── Extracted records ──

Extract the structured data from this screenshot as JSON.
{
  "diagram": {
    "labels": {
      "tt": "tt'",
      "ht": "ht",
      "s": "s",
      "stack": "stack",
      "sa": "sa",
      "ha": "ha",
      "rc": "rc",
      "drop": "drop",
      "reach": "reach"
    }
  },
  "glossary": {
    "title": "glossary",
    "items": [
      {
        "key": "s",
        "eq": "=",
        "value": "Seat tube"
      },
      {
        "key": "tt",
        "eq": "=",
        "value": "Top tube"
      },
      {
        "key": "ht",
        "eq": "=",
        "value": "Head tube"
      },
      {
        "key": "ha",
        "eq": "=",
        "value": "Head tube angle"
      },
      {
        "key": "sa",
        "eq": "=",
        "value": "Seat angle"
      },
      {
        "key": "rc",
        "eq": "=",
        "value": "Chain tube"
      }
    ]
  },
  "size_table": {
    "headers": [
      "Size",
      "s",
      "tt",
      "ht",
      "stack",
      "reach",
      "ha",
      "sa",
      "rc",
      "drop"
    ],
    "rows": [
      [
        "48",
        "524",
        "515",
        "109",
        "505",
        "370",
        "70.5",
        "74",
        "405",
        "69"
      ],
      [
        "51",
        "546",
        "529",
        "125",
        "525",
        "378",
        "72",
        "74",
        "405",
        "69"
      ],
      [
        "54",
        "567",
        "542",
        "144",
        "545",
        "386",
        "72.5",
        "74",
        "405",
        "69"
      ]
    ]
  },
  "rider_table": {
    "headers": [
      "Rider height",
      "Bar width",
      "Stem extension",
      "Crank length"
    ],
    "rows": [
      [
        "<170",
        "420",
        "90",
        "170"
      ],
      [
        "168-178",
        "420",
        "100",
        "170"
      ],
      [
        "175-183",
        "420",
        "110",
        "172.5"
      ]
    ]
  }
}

───

Copy out all of the records above with nothing altered.

Extract the structured data from this screenshot as JSON.
{
  "diagram": {
    "labels": {
      "tt": "tt'",
      "ht": "ht",
      "s": "s",
      "stack": "stack",
      "sa": "sa",
      "ha": "ha",
      "rc": "rc",
      "drop": "drop",
      "reach": "reach"
    }
  },
  "glossary": {
    "title": "glossary",
    "items": [
      {
        "key": "s",
        "eq": "=",
        "value": "Seat tube"
      },
      {
        "key": "tt",
        "eq": "=",
        "value": "Top tube"
      },
      {
        "key": "ht",
        "eq": "=",
        "value": "Head tube"
      },
      {
        "key": "ha",
        "eq": "=",
        "value": "Head tube angle"
      },
      {
        "key": "sa",
        "eq": "=",
        "value": "Seat angle"
      },
      {
        "key": "rc",
        "eq": "=",
        "value": "Chain tube"
      }
    ]
  },
  "size_table": {
    "headers": [
      "Size",
      "s",
      "tt",
      "ht",
      "stack",
      "reach",
      "ha",
      "sa",
      "rc",
      "drop"
    ],
    "rows": [
      [
        "48",
        "524",
        "515",
        "109",
        "505",
        "370",
        "70.5",
        "74",
        "405",
        "69"
      ],
      [
        "51",
        "546",
        "529",
        "125",
        "525",
        "378",
        "72",
        "74",
        "405",
        "69"
      ],
      [
        "54",
        "567",
        "542",
        "144",
        "545",
        "386",
        "72.5",
        "74",
        "405",
        "69"
      ]
    ]
  },
  "rider_table": {
    "headers": [
      "Rider height",
      "Bar width",
      "Stem extension",
      "Crank length"
    ],
    "rows": [
      [
        "<170",
        "420",
        "90",
        "170"
      ],
      [
        "168-178",
        "420",
        "100",
        "170"
      ],
      [
        "175-183",
        "420",
        "110",
        "172.5"
      ]
    ]
  }
}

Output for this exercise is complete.